> _INPUT MATERIAL_
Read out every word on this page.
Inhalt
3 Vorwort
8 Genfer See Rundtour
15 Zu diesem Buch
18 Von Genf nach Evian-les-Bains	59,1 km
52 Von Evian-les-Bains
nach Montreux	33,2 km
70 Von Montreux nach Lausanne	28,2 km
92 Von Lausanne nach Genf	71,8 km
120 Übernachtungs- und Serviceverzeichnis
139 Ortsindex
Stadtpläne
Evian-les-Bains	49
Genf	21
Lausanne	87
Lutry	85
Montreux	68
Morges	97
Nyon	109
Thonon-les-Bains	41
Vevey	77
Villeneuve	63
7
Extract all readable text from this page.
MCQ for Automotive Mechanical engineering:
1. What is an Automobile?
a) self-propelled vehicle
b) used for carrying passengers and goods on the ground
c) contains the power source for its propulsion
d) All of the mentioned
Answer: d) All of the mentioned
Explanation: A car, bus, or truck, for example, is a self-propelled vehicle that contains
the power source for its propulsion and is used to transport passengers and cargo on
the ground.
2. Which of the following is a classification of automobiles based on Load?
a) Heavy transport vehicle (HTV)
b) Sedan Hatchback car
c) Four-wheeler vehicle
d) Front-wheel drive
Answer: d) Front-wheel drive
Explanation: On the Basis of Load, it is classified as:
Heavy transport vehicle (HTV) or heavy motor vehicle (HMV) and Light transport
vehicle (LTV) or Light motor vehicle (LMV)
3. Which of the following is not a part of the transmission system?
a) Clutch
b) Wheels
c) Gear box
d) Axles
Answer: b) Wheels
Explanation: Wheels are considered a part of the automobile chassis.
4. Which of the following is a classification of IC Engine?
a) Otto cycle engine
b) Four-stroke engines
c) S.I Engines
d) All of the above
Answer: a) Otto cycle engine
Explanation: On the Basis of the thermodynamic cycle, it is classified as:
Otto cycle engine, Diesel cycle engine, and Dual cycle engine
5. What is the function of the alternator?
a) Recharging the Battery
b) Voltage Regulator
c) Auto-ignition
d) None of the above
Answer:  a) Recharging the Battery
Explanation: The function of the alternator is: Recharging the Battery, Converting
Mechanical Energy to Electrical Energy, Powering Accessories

> _OBJECTIVE_
Go through the listing above and restate it word for word.

> _WORKED ANSWER_
Read out every word on this page.
Inhalt
3 Vorwort
8 Genfer See Rundtour
15 Zu diesem Buch
18 Von Genf nach Evian-les-Bains	59,1 km
52 Von Evian-les-Bains
nach Montreux	33,2 km
70 Von Montreux nach Lausanne	28,2 km
92 Von Lausanne nach Genf	71,8 km
120 Übernachtungs- und Serviceverzeichnis
139 Ortsindex
Stadtpläne
Evian-les-Bains	49
Genf	21
Lausanne	87
Lutry	85
Montreux	68
Morges	97
Nyon	109
Thonon-les-Bains	41
Vevey	77
Villeneuve	63
7
Extract all readable text from this page.
MCQ for Automotive Mechanical engineering:
1. What is an Automobile?
a) self-propelled vehicle
b) used for carrying passengers and goods on the ground
c) contains the power source for its propulsion
d) All of the mentioned
Answer: d) All of the mentioned
Explanation: A car, bus, or truck, for example, is a self-propelled vehicle that contains
the power source for its propulsion and is used to transport passengers and cargo on
the ground.
2. Which of the following is a classification of automobiles based on Load?
a) Heavy transport vehicle (HTV)
b) Sedan Hatchback car
c) Four-wheeler vehicle
d) Front-wheel drive
Answer: d) Front-wheel drive
Explanation: On the Basis of Load, it is classified as:
Heavy transport vehicle (HTV) or heavy motor vehicle (HMV) and Light transport
vehicle (LTV) or Light motor vehicle (LMV)
3. Which of the following is not a part of the transmission system?
a) Clutch
b) Wheels
c) Gear box
d) Axles
Answer: b) Wheels
Explanation: Wheels are considered a part of the automobile chassis.
4. Which of the following is a classification of IC Engine?
a) Otto cycle engine
b) Four-stroke engines
c) S.I Engines
d) All of the above
Answer: a) Otto cycle engine
Explanation: On the Basis of the thermodynamic cycle, it is classified as:
Otto cycle engine, Diesel cycle engine, and Dual cycle engine
5. What is the function of the alternator?
a) Recharging the Battery
b) Voltage Regulator
c) Auto-ignition
d) None of the above
Answer:  a) Recharging the Battery
Explanation: The function of the alternator is: Recharging the Battery, Converting
Mechanical Energy to Electrical Energy, Powering Accessories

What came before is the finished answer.